### [STATED TASK]
Output the material below unchanged, apart from leaving out the pictures.
_ _ _ _ _ _ _
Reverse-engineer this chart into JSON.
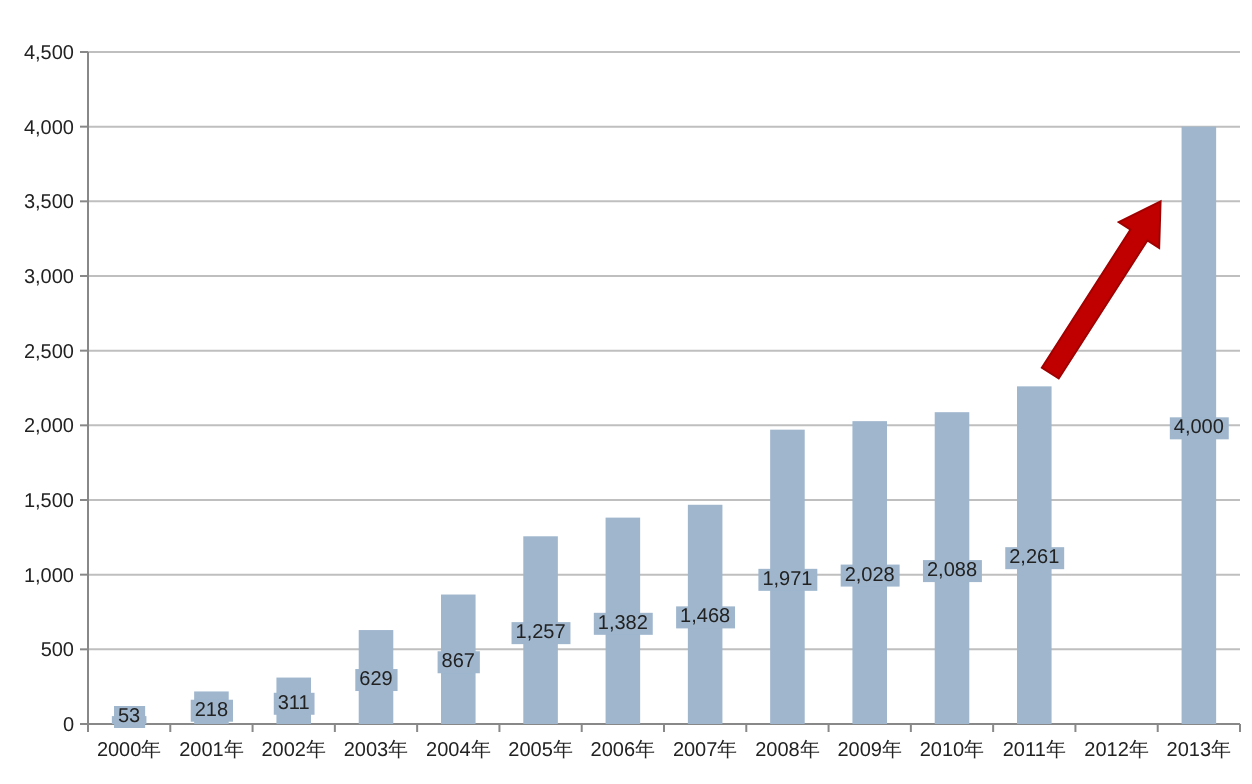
{
  "chart_data": {
    "type": "bar",
    "categories": [
      "2000年",
      "2001年",
      "2002年",
      "2003年",
      "2004年",
      "2005年",
      "2006年",
      "2007年",
      "2008年",
      "2009年",
      "2010年",
      "2011年",
      "2012年",
      "2013年"
    ],
    "values": [
      53,
      218,
      311,
      629,
      867,
      1257,
      1382,
      1468,
      1971,
      2028,
      2088,
      2261,
      null,
      4000
    ],
    "value_labels": [
      "53",
      "218",
      "311",
      "629",
      "867",
      "1,257",
      "1,382",
      "1,468",
      "1,971",
      "2,028",
      "2,088",
      "2,261",
      null,
      "4,000"
    ],
    "color": "#9fb6cd",
    "ylim": [
      0,
      4500
    ],
    "yticks": [
      0,
      {
        "value": 500,
        "label": "500"
      },
      {
        "value": 1000,
        "label": "1,000"
      },
      {
        "value": 1500,
        "label": "1,500"
      },
      {
        "value": 2000,
        "label": "2,000"
      },
      {
        "value": 2500,
        "label": "2,500"
      },
      {
        "value": 3000,
        "label": "3,000"
      },
      {
        "value": 3500,
        "label": "3,500"
      },
      {
        "value": 4000,
        "label": "4,000"
      },
      {
        "value": 4500,
        "label": "4,500"
      }
    ],
    "grid": "y"
  }
}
_ _ _ _ _ _ _
### [TASK SOLUTION]
Reverse-engineer this chart into JSON.
{
  "chart_data": {
    "type": "bar",
    "categories": [
      "2000年",
      "2001年",
      "2002年",
      "2003年",
      "2004年",
      "2005年",
      "2006年",
      "2007年",
      "2008年",
      "2009年",
      "2010年",
      "2011年",
      "2012年",
      "2013年"
    ],
    "values": [
      53,
      218,
      311,
      629,
      867,
      1257,
      1382,
      1468,
      1971,
      2028,
      2088,
      2261,
      null,
      4000
    ],
    "value_labels": [
      "53",
      "218",
      "311",
      "629",
      "867",
      "1,257",
      "1,382",
      "1,468",
      "1,971",
      "2,028",
      "2,088",
      "2,261",
      null,
      "4,000"
    ],
    "color": "#9fb6cd",
    "ylim": [
      0,
      4500
    ],
    "yticks": [
      0,
      {
        "value": 500,
        "label": "500"
      },
      {
        "value": 1000,
        "label": "1,000"
      },
      {
        "value": 1500,
        "label": "1,500"
      },
      {
        "value": 2000,
        "label": "2,000"
      },
      {
        "value": 2500,
        "label": "2,500"
      },
      {
        "value": 3000,
        "label": "3,000"
      },
      {
        "value": 3500,
        "label": "3,500"
      },
      {
        "value": 4000,
        "label": "4,000"
      },
      {
        "value": 4500,
        "label": "4,500"
      }
    ],
    "grid": "y"
  }
}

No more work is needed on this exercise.